MATERIAL ▸
↓

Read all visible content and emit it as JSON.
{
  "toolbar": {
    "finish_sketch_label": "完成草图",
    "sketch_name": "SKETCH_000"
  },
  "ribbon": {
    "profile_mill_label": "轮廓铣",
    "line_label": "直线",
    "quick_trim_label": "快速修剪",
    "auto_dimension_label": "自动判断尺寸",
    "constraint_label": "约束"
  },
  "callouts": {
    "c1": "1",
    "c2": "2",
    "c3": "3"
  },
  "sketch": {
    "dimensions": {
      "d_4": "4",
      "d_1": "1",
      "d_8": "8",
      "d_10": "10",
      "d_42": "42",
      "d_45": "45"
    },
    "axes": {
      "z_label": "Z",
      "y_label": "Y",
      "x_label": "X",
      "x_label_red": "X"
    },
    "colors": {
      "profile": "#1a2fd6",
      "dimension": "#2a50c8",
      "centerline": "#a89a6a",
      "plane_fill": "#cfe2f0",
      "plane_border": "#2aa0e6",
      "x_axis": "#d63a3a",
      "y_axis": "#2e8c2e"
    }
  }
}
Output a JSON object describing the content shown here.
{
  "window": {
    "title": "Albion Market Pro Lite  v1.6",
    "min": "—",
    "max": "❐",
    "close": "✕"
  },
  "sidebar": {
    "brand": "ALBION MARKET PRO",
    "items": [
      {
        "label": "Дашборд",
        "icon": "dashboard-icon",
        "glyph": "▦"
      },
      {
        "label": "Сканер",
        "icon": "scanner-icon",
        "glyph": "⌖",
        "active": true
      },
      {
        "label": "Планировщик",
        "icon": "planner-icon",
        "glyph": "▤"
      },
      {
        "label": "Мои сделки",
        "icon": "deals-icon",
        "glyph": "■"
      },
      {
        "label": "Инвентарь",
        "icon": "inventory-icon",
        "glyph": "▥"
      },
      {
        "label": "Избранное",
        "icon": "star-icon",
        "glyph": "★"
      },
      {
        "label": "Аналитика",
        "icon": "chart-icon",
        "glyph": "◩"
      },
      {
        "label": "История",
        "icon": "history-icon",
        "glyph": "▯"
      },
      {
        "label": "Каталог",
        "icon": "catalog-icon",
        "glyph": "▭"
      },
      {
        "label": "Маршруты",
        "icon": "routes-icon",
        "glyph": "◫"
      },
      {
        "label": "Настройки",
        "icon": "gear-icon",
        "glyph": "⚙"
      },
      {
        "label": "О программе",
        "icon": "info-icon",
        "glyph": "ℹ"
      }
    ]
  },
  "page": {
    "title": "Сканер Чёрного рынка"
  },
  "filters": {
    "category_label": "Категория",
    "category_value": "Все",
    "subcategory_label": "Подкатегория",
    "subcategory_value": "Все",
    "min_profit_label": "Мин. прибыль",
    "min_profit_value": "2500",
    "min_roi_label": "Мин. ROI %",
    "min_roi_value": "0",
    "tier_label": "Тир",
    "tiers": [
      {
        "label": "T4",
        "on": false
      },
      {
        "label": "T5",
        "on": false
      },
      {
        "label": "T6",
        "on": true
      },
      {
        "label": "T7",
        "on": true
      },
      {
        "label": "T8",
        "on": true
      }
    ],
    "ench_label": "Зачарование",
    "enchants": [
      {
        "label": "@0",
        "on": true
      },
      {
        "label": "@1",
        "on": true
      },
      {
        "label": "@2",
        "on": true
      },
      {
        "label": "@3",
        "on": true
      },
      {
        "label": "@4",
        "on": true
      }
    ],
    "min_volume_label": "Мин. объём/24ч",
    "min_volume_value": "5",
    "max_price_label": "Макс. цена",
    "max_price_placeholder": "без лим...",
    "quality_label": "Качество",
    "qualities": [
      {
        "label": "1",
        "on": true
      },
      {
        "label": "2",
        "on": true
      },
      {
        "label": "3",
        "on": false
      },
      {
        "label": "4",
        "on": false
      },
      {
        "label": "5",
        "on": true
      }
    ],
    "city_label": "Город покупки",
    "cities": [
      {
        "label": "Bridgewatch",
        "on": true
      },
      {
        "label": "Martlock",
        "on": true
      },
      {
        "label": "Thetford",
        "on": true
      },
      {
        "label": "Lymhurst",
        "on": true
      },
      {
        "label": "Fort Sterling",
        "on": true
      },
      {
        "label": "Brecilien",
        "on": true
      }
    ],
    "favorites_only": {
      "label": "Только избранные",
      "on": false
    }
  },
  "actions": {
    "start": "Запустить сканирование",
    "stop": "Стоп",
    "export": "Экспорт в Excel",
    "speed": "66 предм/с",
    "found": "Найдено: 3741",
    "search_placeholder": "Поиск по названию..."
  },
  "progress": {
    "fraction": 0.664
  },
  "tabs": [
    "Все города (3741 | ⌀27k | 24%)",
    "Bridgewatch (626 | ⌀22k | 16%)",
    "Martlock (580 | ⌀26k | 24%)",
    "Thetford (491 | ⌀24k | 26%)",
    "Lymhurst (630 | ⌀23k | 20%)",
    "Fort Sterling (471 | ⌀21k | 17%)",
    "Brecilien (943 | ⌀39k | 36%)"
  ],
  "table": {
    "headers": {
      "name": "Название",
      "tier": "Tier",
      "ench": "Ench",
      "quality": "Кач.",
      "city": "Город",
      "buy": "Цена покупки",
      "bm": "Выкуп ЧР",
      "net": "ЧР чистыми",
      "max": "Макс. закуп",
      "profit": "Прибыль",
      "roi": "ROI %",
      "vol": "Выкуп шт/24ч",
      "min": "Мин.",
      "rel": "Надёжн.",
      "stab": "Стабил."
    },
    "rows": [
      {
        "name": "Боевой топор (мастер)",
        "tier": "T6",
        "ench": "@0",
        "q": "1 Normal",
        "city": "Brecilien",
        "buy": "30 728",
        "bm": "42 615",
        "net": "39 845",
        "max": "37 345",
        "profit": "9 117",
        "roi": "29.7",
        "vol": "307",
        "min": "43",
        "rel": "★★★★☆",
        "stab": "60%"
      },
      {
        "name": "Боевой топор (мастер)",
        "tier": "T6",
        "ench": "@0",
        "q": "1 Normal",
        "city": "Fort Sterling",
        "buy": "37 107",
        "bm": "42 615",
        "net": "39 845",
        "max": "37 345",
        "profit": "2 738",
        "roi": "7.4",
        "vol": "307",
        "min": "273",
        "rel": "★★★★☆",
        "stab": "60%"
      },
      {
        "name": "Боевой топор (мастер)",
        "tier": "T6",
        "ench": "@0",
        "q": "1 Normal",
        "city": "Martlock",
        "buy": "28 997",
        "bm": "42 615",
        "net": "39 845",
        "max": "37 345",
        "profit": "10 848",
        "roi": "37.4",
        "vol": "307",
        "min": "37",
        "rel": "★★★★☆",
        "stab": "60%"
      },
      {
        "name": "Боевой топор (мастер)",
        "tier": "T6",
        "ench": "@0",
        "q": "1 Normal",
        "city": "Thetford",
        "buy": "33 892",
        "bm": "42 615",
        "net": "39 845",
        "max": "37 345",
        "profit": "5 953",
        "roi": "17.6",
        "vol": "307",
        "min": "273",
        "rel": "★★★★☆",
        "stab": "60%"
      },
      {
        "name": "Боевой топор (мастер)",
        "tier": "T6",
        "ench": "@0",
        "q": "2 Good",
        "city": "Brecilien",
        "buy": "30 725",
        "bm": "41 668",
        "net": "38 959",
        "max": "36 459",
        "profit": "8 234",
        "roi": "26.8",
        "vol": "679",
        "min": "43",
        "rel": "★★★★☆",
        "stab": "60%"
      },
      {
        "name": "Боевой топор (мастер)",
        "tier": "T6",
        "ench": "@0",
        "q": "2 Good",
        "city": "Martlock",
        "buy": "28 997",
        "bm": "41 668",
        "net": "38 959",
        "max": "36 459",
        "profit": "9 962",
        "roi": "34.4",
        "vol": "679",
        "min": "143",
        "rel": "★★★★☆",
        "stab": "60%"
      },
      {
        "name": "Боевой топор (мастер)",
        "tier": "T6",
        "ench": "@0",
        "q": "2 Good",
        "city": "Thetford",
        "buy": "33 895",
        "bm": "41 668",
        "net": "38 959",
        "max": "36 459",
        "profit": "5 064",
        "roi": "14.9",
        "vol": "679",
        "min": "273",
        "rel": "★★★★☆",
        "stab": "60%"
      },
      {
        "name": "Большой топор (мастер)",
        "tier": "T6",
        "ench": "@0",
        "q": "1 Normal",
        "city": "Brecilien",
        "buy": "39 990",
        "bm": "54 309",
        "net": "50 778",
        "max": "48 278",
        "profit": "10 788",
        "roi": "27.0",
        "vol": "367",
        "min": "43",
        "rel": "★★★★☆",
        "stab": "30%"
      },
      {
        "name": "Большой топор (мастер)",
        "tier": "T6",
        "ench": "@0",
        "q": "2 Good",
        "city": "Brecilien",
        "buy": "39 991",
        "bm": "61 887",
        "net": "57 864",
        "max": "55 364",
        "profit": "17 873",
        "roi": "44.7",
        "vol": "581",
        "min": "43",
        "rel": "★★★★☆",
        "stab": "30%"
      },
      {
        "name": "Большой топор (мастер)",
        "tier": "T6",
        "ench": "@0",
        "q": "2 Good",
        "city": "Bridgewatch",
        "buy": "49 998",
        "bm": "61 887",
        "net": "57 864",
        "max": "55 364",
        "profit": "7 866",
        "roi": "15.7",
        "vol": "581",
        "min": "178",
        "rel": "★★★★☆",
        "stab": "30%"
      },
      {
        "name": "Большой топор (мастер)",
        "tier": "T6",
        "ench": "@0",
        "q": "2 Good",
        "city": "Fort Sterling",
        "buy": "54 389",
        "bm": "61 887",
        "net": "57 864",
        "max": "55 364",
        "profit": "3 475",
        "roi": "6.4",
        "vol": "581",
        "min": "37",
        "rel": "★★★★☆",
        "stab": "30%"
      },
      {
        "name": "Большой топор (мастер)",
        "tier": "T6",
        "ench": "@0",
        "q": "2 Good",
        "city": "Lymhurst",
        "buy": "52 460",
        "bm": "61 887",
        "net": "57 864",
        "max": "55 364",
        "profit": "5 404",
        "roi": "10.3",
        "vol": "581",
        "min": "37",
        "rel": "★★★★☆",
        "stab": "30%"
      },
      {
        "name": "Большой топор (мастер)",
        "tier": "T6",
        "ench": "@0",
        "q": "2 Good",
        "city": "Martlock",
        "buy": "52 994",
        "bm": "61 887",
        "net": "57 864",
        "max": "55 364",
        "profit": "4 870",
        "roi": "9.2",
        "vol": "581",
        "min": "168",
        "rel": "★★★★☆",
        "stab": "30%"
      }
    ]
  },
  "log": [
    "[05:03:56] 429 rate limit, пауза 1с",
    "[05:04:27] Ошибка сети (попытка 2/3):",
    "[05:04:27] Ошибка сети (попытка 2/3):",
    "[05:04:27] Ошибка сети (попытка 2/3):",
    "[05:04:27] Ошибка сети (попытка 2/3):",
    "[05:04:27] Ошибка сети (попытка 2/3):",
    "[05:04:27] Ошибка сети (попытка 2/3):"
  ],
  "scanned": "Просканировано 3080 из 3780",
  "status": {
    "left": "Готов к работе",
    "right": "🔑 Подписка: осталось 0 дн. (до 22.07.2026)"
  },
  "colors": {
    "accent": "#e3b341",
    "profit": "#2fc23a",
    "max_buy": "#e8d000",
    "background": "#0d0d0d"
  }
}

↑

WORK INSTRUCTIONS ▸ Copy every line of the data that holds the string "Thetford".

CORRECT ANSWER ▸
        "label": "Thetford",
    "Thetford (491 | ⌀24k | 26%)",
        "city": "Thetford",
        "city": "Thetford",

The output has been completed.